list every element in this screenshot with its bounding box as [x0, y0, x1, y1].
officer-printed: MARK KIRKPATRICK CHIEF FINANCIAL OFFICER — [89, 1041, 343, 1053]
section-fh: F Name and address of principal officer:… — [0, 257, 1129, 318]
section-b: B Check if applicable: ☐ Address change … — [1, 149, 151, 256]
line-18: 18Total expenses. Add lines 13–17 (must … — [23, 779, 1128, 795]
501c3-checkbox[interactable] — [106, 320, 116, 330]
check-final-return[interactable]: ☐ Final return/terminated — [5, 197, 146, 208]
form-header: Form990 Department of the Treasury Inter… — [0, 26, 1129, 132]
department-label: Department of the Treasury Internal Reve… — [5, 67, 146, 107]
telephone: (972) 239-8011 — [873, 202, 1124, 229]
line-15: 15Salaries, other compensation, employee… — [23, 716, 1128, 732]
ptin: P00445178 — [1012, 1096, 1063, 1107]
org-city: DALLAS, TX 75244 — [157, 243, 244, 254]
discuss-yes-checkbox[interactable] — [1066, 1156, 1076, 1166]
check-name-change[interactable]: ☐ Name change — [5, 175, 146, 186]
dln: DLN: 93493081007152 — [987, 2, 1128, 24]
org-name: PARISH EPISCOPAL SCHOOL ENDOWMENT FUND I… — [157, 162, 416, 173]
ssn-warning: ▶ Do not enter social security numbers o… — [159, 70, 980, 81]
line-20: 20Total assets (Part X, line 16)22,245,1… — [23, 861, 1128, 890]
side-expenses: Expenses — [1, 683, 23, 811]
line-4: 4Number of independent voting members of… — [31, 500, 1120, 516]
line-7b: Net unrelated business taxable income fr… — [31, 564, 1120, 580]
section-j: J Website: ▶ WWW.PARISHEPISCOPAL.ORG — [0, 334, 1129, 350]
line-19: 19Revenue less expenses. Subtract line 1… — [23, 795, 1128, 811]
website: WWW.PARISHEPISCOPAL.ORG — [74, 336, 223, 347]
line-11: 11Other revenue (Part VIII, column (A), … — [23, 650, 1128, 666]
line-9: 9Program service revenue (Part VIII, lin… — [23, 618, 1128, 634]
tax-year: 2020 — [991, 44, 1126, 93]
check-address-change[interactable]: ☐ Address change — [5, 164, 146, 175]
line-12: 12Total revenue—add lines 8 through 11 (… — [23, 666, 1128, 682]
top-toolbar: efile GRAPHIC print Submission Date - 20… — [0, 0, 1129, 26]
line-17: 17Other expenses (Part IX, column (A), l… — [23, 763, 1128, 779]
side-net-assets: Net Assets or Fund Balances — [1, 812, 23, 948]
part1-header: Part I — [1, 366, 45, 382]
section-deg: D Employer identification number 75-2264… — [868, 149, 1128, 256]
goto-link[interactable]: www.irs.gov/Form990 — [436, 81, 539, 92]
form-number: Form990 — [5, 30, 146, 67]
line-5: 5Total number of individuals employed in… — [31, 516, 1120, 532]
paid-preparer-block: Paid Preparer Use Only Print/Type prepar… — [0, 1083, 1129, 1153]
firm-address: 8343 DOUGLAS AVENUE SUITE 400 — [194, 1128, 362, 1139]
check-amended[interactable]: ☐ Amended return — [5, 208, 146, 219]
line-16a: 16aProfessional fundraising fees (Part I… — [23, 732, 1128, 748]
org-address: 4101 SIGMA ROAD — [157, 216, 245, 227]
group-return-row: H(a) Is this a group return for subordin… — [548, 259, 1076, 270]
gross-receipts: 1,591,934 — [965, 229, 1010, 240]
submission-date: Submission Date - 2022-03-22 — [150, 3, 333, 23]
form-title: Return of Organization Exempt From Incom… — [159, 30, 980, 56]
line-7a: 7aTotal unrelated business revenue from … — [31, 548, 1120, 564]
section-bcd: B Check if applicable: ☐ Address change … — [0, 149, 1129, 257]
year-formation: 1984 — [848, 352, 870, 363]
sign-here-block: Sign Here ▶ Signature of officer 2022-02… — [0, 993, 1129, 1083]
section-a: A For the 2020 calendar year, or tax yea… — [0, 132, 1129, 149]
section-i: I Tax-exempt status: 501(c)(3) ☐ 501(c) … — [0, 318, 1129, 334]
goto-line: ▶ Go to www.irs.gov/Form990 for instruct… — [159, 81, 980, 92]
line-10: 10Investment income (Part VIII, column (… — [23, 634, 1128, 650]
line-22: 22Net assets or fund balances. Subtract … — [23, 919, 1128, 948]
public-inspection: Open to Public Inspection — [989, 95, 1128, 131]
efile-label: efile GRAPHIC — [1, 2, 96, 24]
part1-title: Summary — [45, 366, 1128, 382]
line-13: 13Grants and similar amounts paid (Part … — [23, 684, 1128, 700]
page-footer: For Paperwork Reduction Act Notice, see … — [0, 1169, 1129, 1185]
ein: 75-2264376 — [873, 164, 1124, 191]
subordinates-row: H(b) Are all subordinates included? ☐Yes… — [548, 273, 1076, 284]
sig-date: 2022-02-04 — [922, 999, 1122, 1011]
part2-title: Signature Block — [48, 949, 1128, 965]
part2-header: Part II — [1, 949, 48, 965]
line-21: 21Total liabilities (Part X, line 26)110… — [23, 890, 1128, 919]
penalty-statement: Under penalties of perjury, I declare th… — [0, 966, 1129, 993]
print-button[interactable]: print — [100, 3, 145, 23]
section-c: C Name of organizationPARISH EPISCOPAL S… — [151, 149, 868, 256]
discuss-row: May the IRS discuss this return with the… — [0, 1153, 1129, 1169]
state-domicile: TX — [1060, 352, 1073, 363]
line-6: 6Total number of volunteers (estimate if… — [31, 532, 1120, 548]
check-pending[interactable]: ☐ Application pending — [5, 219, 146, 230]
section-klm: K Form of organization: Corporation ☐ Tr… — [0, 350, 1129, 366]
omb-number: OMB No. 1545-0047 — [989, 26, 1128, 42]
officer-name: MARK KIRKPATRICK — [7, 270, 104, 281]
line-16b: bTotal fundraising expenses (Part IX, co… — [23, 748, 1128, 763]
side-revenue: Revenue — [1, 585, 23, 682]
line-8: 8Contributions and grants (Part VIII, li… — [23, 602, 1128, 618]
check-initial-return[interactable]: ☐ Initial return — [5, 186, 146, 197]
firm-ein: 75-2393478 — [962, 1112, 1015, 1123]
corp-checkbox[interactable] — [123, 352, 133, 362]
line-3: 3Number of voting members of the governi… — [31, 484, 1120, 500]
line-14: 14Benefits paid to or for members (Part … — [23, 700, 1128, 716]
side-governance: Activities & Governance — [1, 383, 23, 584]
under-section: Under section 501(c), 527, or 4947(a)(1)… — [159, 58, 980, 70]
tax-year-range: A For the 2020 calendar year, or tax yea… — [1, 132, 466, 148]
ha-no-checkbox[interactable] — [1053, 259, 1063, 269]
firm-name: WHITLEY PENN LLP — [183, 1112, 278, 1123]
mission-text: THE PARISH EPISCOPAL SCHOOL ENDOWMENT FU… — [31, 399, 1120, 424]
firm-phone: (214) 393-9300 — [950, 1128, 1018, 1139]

****

Job = Turn the material into a numbered list, one line per item and no blank lines, starting at its first line and ending with the line containing "ssn-warning: ▶ Do".

Exercise solution =
1. list every element in this screenshot with its bounding box as [x0, y0, x1, y1].
2. officer-printed: MARK KIRKPATRICK CHIEF FINANCIAL OFFICER — [89, 1041, 343, 1053]
3. section-fh: F Name and address of principal officer:… — [0, 257, 1129, 318]
4. section-b: B Check if applicable: ☐ Address change … — [1, 149, 151, 256]
5. line-18: 18Total expenses. Add lines 13–17 (must … — [23, 779, 1128, 795]
6. 501c3-checkbox[interactable] — [106, 320, 116, 330]
7. check-final-return[interactable]: ☐ Final return/terminated — [5, 197, 146, 208]
8. form-header: Form990 Department of the Treasury Inter… — [0, 26, 1129, 132]
9. department-label: Department of the Treasury Internal Reve… — [5, 67, 146, 107]
10. telephone: (972) 239-8011 — [873, 202, 1124, 229]
11. line-15: 15Salaries, other compensation, employee… — [23, 716, 1128, 732]
12. ptin: P00445178 — [1012, 1096, 1063, 1107]
13. org-city: DALLAS, TX 75244 — [157, 243, 244, 254]
14. discuss-yes-checkbox[interactable] — [1066, 1156, 1076, 1166]
15. check-name-change[interactable]: ☐ Name change — [5, 175, 146, 186]
16. dln: DLN: 93493081007152 — [987, 2, 1128, 24]
17. org-name: PARISH EPISCOPAL SCHOOL ENDOWMENT FUND I… — [157, 162, 416, 173]
18. ssn-warning: ▶ Do not enter social security numbers o… — [159, 70, 980, 81]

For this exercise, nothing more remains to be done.